▶ Problems to work on:
**1)** Answer these questions using the film review.
(a) Which studio offers Frankenstein & The Monster From Hell through its Warner Archive series?
(b) The soldiers in Army are lost during the final days of which war?
(c) What grade does the review give the extras?
**2)** In the records, take the lines from the start through the line containing "search-button[interactable] <box>774 112". Rename "Product Categories" to "Product Types" and write those lines out again with nothing else changed.

▶ Excerpt:
------------------------------------------------
Frankenstein's Army (2013/Dark Sky Blu-ray) + Frankenstein & The Monster From Hell (1973/Paramount/Warner
Archive DVD)
Picture:
B/B- Sound: B-/C+ Extras: C Film: C+/B-
PLEASE NOTE: Frankenstein & The Monster From Hell is only available from Warner
Bros. through their Warner Archive series and can be ordered from the link
below, while Army is available
everywhere.
In time
for Halloween 2013, we have two releases featuring Mary Shelley’s monster that
just will not stay dead…
In the
final days of World War II, a squad of Soviet scouts find themselves lost and
stumble on an isolated mining town where all the villagers are either dead or
have run away. As they investigate,
little too late do they realize they are now part of the experiment of the Mad
Dr. Frankenstein. What they thought was
a new Nazi weapon, is a horror nightmare of an army made up of both Soviet and
German flesh fused with machine, and now they will literally be part it...
------------------------------------------------
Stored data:

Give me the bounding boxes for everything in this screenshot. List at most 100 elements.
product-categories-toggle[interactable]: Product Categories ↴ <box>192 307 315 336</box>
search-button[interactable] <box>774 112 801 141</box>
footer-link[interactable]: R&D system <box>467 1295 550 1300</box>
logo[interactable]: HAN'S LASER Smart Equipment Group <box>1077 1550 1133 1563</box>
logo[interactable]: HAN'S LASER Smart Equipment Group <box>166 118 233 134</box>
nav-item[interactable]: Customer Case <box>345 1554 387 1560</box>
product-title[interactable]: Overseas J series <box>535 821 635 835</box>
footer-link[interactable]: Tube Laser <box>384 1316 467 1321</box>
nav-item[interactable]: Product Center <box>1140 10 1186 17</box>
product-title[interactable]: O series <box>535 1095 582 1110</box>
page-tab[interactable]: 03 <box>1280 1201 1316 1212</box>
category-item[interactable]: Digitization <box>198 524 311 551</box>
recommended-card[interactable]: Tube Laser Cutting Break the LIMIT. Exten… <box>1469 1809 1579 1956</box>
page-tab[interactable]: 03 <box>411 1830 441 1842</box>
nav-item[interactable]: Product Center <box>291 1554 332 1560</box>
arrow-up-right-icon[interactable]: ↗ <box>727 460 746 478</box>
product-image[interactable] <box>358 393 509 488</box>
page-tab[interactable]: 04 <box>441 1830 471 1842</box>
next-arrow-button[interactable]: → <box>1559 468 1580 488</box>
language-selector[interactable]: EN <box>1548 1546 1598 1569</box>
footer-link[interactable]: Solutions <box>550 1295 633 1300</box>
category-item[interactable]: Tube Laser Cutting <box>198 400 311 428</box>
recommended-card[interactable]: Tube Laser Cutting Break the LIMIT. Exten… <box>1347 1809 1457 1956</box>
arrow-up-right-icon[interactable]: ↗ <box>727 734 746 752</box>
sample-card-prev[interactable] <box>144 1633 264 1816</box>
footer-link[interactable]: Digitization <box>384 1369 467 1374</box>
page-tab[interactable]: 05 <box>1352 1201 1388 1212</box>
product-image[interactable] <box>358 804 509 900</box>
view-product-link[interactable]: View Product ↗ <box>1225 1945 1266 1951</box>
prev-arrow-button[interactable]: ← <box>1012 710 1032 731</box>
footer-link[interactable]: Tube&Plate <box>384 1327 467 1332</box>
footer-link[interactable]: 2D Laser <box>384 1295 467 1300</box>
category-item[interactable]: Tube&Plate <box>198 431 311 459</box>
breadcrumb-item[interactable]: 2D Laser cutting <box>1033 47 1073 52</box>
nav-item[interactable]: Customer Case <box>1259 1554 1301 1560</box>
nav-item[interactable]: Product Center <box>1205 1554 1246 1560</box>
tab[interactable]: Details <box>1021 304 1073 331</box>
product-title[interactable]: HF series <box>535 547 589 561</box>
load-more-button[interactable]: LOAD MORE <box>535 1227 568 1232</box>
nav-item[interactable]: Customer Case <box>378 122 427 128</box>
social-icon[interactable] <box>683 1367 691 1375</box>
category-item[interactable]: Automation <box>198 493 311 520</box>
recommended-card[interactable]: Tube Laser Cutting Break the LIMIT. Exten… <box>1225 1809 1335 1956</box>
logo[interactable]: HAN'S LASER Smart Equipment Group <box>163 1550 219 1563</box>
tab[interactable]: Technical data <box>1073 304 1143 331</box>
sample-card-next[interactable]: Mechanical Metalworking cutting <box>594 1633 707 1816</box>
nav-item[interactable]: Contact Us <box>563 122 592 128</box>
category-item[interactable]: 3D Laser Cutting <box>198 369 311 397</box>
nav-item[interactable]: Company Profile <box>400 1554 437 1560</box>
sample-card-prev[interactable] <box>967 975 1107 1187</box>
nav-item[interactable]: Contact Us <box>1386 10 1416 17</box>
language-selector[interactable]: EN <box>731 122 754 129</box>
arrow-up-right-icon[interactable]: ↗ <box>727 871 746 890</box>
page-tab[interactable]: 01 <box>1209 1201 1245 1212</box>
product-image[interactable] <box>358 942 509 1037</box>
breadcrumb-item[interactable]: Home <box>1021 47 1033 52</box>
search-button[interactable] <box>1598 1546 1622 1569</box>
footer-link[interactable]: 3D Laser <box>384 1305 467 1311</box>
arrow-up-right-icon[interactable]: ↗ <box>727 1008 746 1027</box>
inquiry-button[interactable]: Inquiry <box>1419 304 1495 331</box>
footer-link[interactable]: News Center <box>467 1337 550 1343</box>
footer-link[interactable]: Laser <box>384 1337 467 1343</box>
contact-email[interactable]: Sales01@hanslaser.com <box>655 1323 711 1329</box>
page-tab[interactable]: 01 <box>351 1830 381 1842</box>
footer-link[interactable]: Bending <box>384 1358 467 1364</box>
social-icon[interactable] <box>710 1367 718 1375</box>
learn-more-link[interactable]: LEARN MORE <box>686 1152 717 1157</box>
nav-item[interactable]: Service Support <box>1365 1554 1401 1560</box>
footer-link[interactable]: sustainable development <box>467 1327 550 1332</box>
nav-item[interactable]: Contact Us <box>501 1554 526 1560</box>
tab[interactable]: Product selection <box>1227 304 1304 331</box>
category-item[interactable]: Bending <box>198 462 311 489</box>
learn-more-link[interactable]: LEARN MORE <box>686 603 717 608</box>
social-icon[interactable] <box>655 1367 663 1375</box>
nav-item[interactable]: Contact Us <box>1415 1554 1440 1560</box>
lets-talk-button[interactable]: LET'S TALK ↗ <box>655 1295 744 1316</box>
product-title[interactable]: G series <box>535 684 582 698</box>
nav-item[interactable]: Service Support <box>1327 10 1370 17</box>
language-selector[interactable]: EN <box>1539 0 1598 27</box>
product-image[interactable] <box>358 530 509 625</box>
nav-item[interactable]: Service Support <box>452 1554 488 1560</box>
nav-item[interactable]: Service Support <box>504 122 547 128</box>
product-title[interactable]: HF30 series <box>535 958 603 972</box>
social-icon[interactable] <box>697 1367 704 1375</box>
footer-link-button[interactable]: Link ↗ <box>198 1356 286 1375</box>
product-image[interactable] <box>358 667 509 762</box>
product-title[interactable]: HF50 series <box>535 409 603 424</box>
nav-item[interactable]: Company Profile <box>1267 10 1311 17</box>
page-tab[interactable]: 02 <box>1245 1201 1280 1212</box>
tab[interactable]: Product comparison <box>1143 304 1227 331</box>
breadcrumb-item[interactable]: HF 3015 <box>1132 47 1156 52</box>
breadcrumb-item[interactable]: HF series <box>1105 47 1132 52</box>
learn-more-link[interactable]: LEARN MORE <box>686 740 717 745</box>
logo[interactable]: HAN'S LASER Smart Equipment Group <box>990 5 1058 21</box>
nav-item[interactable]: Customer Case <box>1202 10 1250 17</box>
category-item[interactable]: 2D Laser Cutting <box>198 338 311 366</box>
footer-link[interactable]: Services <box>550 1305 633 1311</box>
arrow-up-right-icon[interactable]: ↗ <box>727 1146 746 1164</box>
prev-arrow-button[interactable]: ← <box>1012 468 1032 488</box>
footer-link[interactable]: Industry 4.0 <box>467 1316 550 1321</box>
------------------------------------------------
▶ Complete answers:
**1)**
(a) Warner Bros.
(b) World War II
(c) C

**2)**
Give me the bounding boxes for everything in this screenshot. List at most 100 elements.
product-categories-toggle[interactable]: Product Types ↴ <box>192 307 315 336</box>
search-button[interactable] <box>774 112 801 141</box>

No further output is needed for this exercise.